REQUIRED WORK ::
Print, please, the line that contains "Read out every word on this page." and each line after it to the end of the entries, unchanged and with nothing else.

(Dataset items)
##########
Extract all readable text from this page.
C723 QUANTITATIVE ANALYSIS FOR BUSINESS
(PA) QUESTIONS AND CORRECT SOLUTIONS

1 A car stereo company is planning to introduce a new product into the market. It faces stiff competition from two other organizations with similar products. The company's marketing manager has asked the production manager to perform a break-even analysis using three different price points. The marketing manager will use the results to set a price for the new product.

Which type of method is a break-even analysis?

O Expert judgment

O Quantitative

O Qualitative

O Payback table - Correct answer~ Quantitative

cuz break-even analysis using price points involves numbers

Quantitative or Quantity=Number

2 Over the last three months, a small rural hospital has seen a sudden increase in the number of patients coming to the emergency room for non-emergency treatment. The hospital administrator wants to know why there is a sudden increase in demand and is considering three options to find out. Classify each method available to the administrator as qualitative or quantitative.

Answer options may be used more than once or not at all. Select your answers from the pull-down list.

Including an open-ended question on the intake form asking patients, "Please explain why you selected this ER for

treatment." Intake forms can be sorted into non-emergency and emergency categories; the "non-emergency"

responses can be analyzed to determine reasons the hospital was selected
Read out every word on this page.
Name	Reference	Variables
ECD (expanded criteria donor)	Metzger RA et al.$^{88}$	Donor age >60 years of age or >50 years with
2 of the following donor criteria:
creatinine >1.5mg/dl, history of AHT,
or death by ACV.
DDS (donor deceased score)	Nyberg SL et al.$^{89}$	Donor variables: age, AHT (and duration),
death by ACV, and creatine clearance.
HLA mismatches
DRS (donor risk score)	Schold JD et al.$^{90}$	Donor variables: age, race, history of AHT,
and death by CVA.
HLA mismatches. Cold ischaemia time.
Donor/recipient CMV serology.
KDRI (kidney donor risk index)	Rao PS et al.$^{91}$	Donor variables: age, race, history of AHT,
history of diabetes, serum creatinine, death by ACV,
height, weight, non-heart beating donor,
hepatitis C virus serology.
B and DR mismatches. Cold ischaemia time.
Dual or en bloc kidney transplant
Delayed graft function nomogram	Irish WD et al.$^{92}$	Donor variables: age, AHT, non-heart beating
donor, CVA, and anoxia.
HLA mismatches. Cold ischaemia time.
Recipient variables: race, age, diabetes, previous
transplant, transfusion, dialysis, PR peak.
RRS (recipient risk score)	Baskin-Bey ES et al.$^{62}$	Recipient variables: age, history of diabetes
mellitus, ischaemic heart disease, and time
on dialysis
##########
SOLVED EXERCISE ::
Read out every word on this page.
Name	Reference	Variables
ECD (expanded criteria donor)	Metzger RA et al.$^{88}$	Donor age >60 years of age or >50 years with
2 of the following donor criteria:
creatinine >1.5mg/dl, history of AHT,
or death by ACV.
DDS (donor deceased score)	Nyberg SL et al.$^{89}$	Donor variables: age, AHT (and duration),
death by ACV, and creatine clearance.
HLA mismatches
DRS (donor risk score)	Schold JD et al.$^{90}$	Donor variables: age, race, history of AHT,
and death by CVA.
HLA mismatches. Cold ischaemia time.
Donor/recipient CMV serology.
KDRI (kidney donor risk index)	Rao PS et al.$^{91}$	Donor variables: age, race, history of AHT,
history of diabetes, serum creatinine, death by ACV,
height, weight, non-heart beating donor,
hepatitis C virus serology.
B and DR mismatches. Cold ischaemia time.
Dual or en bloc kidney transplant
Delayed graft function nomogram	Irish WD et al.$^{92}$	Donor variables: age, AHT, non-heart beating
donor, CVA, and anoxia.
HLA mismatches. Cold ischaemia time.
Recipient variables: race, age, diabetes, previous
transplant, transfusion, dialysis, PR peak.
RRS (recipient risk score)	Baskin-Bey ES et al.$^{62}$	Recipient variables: age, history of diabetes
mellitus, ischaemic heart disease, and time
on dialysis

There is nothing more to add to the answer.